* _THE EXERCISE_
Each line of the material below that holds the word "name" needs to be copied.

Data records

[Begin]

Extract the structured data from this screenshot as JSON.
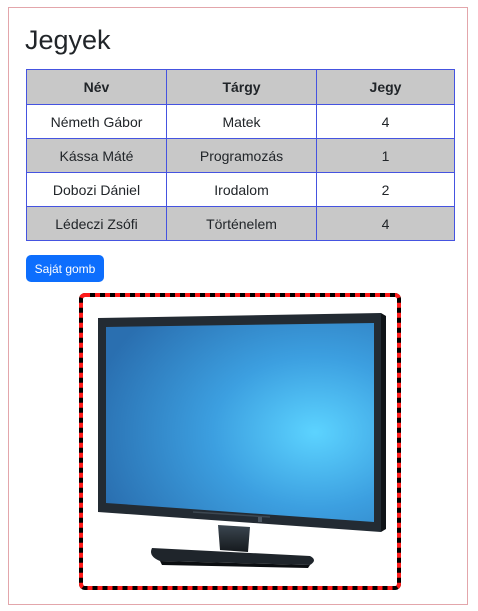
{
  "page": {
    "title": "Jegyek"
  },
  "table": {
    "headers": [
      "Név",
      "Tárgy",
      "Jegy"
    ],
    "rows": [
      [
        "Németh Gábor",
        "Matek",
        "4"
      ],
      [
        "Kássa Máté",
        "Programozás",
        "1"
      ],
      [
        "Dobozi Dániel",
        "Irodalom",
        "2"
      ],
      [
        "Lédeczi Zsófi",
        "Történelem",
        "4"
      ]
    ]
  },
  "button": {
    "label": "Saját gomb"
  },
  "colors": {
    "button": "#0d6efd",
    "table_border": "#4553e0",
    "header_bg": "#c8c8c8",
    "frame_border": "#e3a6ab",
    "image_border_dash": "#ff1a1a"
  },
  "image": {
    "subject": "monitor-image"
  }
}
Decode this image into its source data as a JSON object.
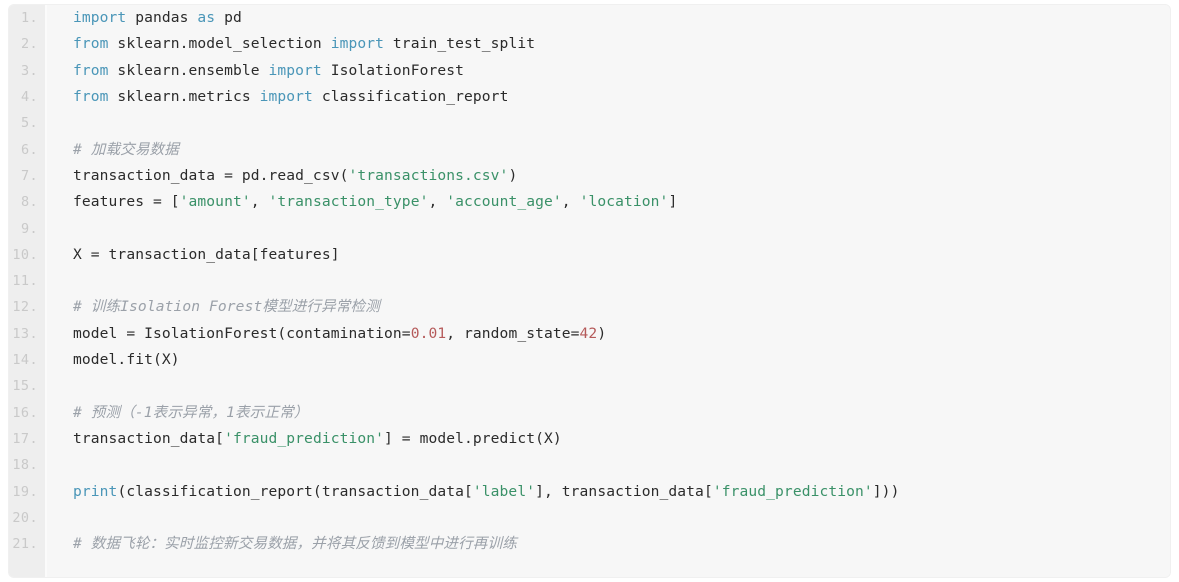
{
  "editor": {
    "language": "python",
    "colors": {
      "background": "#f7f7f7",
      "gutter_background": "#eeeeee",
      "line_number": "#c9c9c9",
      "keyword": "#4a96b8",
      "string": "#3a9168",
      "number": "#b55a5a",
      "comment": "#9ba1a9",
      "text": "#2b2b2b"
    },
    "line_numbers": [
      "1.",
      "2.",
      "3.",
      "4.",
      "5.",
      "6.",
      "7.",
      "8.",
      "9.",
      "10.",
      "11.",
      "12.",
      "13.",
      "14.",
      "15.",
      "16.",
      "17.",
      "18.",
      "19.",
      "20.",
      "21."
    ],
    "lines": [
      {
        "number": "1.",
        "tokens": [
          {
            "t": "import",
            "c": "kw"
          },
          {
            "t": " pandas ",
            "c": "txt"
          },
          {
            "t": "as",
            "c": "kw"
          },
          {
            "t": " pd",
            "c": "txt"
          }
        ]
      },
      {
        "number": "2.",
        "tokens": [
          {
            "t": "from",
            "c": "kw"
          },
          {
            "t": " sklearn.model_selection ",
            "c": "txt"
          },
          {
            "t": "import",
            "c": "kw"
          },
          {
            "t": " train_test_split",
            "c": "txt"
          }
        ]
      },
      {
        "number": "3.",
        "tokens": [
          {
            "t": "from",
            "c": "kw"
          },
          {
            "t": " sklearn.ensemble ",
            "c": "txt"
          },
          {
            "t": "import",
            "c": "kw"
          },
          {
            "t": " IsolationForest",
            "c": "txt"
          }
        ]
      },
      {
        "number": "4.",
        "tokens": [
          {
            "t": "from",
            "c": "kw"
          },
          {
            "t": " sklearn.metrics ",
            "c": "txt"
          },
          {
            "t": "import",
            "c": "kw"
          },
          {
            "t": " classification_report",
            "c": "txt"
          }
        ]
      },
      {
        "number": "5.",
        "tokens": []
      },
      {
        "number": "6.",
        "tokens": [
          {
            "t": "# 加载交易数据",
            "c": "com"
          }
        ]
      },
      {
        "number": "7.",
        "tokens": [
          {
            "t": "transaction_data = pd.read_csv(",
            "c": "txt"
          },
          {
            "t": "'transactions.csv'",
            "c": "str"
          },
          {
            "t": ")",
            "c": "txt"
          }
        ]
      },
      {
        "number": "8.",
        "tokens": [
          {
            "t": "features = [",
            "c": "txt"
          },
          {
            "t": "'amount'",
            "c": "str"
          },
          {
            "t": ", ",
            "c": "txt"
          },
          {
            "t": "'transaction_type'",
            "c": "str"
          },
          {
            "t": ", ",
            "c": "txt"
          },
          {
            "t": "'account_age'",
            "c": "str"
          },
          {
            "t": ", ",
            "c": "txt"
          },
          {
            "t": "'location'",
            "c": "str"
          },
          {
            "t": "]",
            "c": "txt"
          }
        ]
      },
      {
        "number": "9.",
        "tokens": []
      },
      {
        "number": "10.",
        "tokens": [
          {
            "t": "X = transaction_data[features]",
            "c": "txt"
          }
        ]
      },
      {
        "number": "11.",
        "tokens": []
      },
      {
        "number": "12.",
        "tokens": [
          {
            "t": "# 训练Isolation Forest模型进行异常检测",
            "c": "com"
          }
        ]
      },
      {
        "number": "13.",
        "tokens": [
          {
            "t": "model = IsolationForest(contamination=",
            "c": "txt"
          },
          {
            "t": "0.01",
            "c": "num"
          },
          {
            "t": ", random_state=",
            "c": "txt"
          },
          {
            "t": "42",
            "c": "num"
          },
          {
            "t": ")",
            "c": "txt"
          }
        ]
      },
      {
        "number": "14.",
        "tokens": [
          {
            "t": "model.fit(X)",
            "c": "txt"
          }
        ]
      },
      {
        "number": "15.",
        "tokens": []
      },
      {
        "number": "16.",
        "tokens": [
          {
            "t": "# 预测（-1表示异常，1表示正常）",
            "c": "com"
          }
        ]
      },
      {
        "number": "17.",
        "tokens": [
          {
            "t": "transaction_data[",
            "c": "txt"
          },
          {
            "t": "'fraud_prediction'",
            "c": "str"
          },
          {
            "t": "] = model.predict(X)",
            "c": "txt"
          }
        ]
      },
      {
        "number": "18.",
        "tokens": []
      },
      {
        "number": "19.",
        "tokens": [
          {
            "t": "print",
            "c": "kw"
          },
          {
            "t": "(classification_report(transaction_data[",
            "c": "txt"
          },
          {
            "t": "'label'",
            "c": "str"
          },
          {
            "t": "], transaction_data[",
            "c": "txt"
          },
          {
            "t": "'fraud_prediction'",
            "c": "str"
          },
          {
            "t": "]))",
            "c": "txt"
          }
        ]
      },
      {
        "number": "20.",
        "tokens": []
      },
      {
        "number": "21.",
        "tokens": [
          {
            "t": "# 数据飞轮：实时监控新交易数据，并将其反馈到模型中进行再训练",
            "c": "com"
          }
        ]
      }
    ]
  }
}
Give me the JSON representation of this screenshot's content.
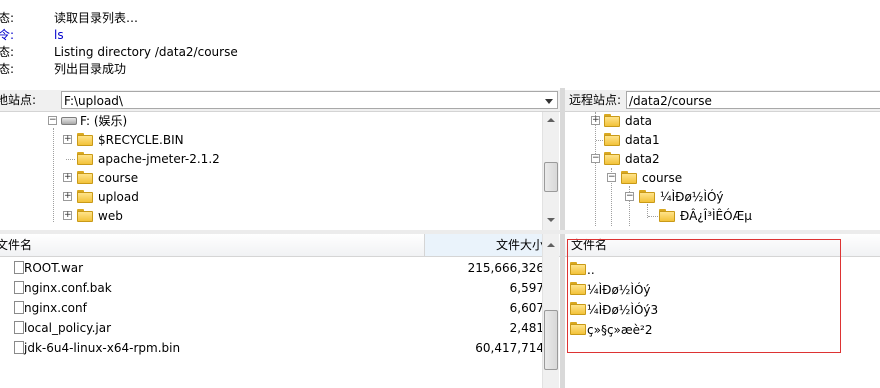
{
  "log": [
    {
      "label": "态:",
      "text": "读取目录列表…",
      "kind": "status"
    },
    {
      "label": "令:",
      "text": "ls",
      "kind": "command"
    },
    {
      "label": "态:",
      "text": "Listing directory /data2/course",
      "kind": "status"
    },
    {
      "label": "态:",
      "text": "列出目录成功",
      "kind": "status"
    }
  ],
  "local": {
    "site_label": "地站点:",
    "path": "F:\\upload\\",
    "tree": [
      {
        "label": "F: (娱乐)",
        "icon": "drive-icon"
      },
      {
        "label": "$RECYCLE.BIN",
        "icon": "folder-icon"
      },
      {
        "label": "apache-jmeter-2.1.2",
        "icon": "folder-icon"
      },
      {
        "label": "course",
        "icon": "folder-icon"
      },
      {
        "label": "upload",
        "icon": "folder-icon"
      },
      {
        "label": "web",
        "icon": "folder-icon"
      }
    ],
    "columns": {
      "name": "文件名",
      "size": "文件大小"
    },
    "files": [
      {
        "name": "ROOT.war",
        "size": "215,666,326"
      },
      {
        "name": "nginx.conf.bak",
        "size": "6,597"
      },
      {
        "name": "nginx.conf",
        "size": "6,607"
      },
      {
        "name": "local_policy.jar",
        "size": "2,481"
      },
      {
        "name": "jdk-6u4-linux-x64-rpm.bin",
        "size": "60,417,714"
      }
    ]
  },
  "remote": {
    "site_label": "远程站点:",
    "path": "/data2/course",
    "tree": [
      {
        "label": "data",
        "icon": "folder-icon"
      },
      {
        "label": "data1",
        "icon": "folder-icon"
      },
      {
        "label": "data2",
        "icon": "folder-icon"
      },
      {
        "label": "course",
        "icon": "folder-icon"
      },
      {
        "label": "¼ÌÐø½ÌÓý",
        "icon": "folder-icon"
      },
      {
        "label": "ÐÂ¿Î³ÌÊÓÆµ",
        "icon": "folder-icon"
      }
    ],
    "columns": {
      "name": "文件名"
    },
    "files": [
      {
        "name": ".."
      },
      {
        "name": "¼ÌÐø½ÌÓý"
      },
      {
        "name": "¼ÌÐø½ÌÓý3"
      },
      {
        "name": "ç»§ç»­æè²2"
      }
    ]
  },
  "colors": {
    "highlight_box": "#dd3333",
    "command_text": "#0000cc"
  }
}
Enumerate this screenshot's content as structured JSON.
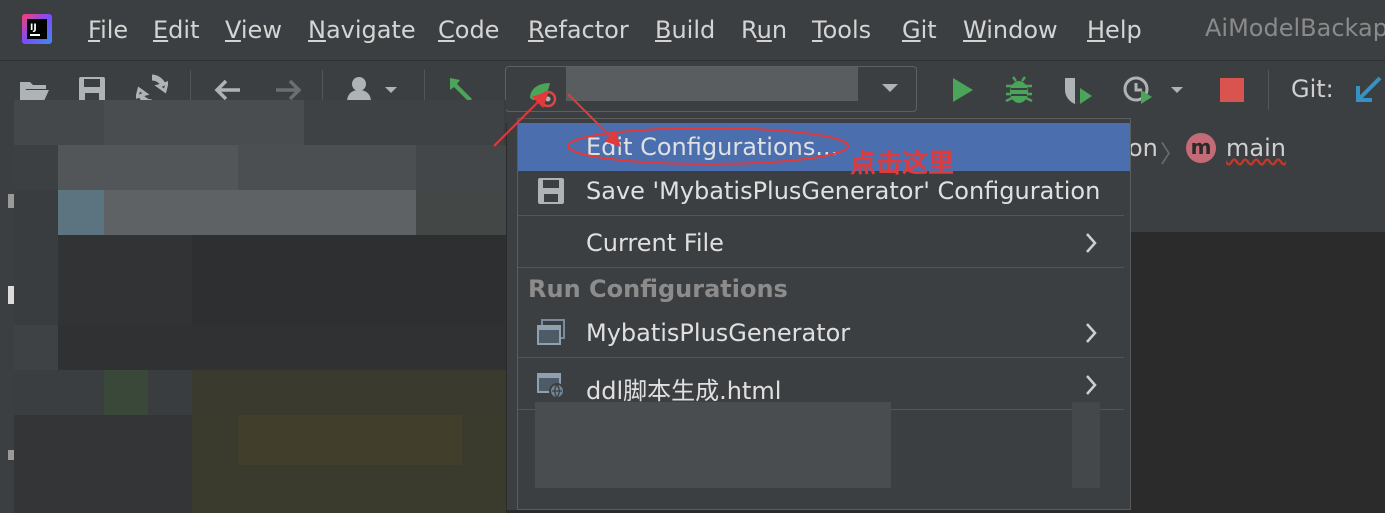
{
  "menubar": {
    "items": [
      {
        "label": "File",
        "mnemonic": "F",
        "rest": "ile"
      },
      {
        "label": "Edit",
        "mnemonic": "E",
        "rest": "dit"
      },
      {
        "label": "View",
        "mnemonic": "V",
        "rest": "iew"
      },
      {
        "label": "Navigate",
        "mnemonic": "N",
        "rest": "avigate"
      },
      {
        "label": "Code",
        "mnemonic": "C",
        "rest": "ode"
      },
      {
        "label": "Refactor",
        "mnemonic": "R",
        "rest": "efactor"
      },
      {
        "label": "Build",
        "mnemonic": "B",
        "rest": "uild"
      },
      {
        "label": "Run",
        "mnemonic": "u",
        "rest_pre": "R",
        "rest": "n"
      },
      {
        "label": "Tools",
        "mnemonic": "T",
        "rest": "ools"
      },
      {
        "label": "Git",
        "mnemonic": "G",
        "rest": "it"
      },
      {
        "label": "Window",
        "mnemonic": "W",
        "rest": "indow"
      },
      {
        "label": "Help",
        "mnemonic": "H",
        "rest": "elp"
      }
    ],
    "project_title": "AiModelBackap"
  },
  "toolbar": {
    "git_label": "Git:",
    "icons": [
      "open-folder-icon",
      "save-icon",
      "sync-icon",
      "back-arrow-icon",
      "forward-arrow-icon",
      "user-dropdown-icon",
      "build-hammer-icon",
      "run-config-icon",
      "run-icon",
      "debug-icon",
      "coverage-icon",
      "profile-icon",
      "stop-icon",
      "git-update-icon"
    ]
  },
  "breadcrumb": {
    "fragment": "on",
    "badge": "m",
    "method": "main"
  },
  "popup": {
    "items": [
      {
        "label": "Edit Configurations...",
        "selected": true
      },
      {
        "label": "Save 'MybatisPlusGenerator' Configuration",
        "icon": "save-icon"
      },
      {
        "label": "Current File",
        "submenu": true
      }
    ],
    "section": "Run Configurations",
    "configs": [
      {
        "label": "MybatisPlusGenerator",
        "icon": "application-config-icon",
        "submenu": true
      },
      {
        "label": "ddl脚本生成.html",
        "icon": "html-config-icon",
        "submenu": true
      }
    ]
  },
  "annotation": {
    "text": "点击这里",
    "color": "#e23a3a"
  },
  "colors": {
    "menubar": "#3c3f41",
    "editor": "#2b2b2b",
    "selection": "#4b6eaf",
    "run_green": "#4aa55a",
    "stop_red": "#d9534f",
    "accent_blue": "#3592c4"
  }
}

[End]

* _RESPONSE TO THE EXERCISE_
      "name": "文件名",
        "name": "ROOT.war",
        "name": "nginx.conf.bak",
        "name": "nginx.conf",
        "name": "local_policy.jar",
        "name": "jdk-6u4-linux-x64-rpm.bin",
      "name": "文件名"
        "name": ".."
        "name": "¼ÌÐø½ÌÓý"
        "name": "¼ÌÐø½ÌÓý3"
        "name": "ç»§ç»­æè²2"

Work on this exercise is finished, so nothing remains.